* Written tasks:
A. From the book entry, quote the part that opens with the words containing "Scholastic Fest: #6, The" and closes with "village like this.".
B. Name every field label in the bulleted list of the book entry.

Wednesday, October 22, 2014

Scholastic Fest: #6, The Phantom Brakeman and Other Railroad Stories


  • Title: The Phantom Brakeman and Other Railroad Stories
  • Author: Freeman Hubbard (1894-1981)
  • Illustrator: Jerry Robinson (1922-2011)
  • Publisher: Scholastic Book Services
  • Year: Ninth printing, April 1973
  • Excerpt:
    "The midnight train ground to a stop. Sparks flew from the wheels where the brake shoes clamped against them. The engineer, a big man, swung down from his cab and strode over to the station agent. He didn't like to be stopped at a small village like this.

    "'What's up?' he demanded.

    "'Honey Creek bridge is washed out!' said the agent 'That girl saved your train. She brought me the news. How she got here, I don't know.'

    "The engineer couldn't find anything to say."

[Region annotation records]
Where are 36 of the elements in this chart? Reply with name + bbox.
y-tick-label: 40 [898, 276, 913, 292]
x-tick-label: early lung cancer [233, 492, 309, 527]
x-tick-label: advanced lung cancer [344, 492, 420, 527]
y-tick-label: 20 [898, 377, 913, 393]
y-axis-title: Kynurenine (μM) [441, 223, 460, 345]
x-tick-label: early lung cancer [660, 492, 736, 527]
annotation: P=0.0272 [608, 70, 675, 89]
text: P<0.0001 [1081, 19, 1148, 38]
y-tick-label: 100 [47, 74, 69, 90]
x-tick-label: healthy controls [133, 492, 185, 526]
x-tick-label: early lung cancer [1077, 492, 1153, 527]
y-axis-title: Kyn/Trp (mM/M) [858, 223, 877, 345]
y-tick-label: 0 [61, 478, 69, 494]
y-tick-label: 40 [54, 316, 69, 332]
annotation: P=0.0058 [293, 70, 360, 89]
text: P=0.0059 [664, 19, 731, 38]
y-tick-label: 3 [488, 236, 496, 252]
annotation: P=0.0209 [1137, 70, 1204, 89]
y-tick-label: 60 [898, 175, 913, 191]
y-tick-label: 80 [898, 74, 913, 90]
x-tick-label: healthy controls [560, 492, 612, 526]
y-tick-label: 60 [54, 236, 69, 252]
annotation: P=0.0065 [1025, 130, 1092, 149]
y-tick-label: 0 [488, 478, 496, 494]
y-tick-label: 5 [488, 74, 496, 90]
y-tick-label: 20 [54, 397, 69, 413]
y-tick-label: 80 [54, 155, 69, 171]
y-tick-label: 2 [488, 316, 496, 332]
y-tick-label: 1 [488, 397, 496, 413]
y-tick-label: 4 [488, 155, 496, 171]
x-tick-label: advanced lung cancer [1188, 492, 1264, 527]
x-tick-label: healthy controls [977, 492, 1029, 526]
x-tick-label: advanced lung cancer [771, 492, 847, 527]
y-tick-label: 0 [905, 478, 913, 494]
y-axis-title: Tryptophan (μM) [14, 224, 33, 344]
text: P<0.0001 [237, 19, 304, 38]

* The responses:
A.
Scholastic Fest: #6, The Phantom Brakeman and Other Railroad Stories


  • Title: The Phantom Brakeman and Other Railroad Stories
  • Author: Freeman Hubbard (1894-1981)
  • Illustrator: Jerry Robinson (1922-2011)
  • Publisher: Scholastic Book Services
  • Year: Ninth printing, April 1973
  • Excerpt:
    "The midnight train ground to a stop. Sparks flew from the wheels where the brake shoes clamped against them. The engineer, a big man, swung down from his cab and strode over to the station agent. He didn't like to be stopped at a small village like this.

B. Title, Author, Illustrator, Publisher, Year, Excerpt